Each entry below is to be written out exactly, and the pictures are to be left out.

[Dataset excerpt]
* * * * *
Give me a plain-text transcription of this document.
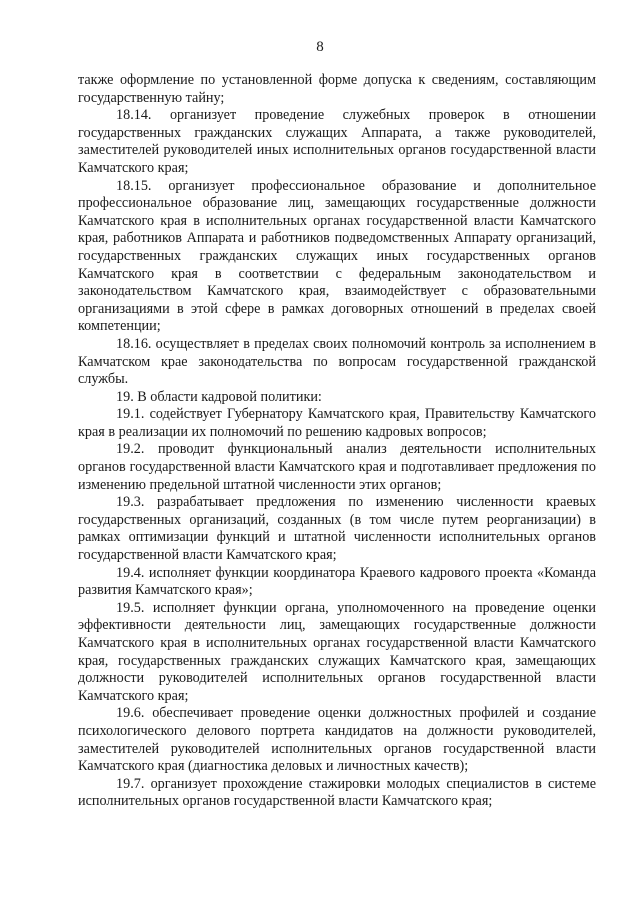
8

также оформление по установленной форме допуска к сведениям, составляющим государственную тайну;

18.14. организует проведение служебных проверок в отношении государственных гражданских служащих Аппарата, а также руководителей, заместителей руководителей иных исполнительных органов государственной власти Камчатского края;

18.15. организует профессиональное образование и дополнительное профессиональное образование лиц, замещающих государственные должности Камчатского края в исполнительных органах государственной власти Камчатского края, работников Аппарата и работников подведомственных Аппарату организаций, государственных гражданских служащих иных государственных органов Камчатского края в соответствии с федеральным законодательством и законодательством Камчатского края, взаимодействует с образовательными организациями в этой сфере в рамках договорных отношений в пределах своей компетенции;

18.16. осуществляет в пределах своих полномочий контроль за исполнением в Камчатском крае законодательства по вопросам государственной гражданской службы.

19. В области кадровой политики:

19.1. содействует Губернатору Камчатского края, Правительству Камчатского края в реализации их полномочий по решению кадровых вопросов;

19.2. проводит функциональный анализ деятельности исполнительных органов государственной власти Камчатского края и подготавливает предложения по изменению предельной штатной численности этих органов;

19.3. разрабатывает предложения по изменению численности краевых государственных организаций, созданных (в том числе путем реорганизации) в рамках оптимизации функций и штатной численности исполнительных органов государственной власти Камчатского края;

19.4. исполняет функции координатора Краевого кадрового проекта «Команда развития Камчатского края»;

19.5. исполняет функции органа, уполномоченного на проведение оценки эффективности деятельности лиц, замещающих государственные должности Камчатского края в исполнительных органах государственной власти Камчатского края, государственных гражданских служащих Камчатского края, замещающих должности руководителей исполнительных органов государственной власти Камчатского края;

19.6. обеспечивает проведение оценки должностных профилей и создание психологического делового портрета кандидатов на должности руководителей, заместителей руководителей исполнительных органов государственной власти Камчатского края (диагностика деловых и личностных качеств);

19.7. организует прохождение стажировки молодых специалистов в системе исполнительных органов государственной власти Камчатского края;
* * * * *
### RESPONSE
Give me a plain-text transcription of this document.
8

также оформление по установленной форме допуска к сведениям, составляющим государственную тайну;

18.14. организует проведение служебных проверок в отношении государственных гражданских служащих Аппарата, а также руководителей, заместителей руководителей иных исполнительных органов государственной власти Камчатского края;

18.15. организует профессиональное образование и дополнительное профессиональное образование лиц, замещающих государственные должности Камчатского края в исполнительных органах государственной власти Камчатского края, работников Аппарата и работников подведомственных Аппарату организаций, государственных гражданских служащих иных государственных органов Камчатского края в соответствии с федеральным законодательством и законодательством Камчатского края, взаимодействует с образовательными организациями в этой сфере в рамках договорных отношений в пределах своей компетенции;

18.16. осуществляет в пределах своих полномочий контроль за исполнением в Камчатском крае законодательства по вопросам государственной гражданской службы.

19. В области кадровой политики:

19.1. содействует Губернатору Камчатского края, Правительству Камчатского края в реализации их полномочий по решению кадровых вопросов;

19.2. проводит функциональный анализ деятельности исполнительных органов государственной власти Камчатского края и подготавливает предложения по изменению предельной штатной численности этих органов;

19.3. разрабатывает предложения по изменению численности краевых государственных организаций, созданных (в том числе путем реорганизации) в рамках оптимизации функций и штатной численности исполнительных органов государственной власти Камчатского края;

19.4. исполняет функции координатора Краевого кадрового проекта «Команда развития Камчатского края»;

19.5. исполняет функции органа, уполномоченного на проведение оценки эффективности деятельности лиц, замещающих государственные должности Камчатского края в исполнительных органах государственной власти Камчатского края, государственных гражданских служащих Камчатского края, замещающих должности руководителей исполнительных органов государственной власти Камчатского края;

19.6. обеспечивает проведение оценки должностных профилей и создание психологического делового портрета кандидатов на должности руководителей, заместителей руководителей исполнительных органов государственной власти Камчатского края (диагностика деловых и личностных качеств);

19.7. организует прохождение стажировки молодых специалистов в системе исполнительных органов государственной власти Камчатского края;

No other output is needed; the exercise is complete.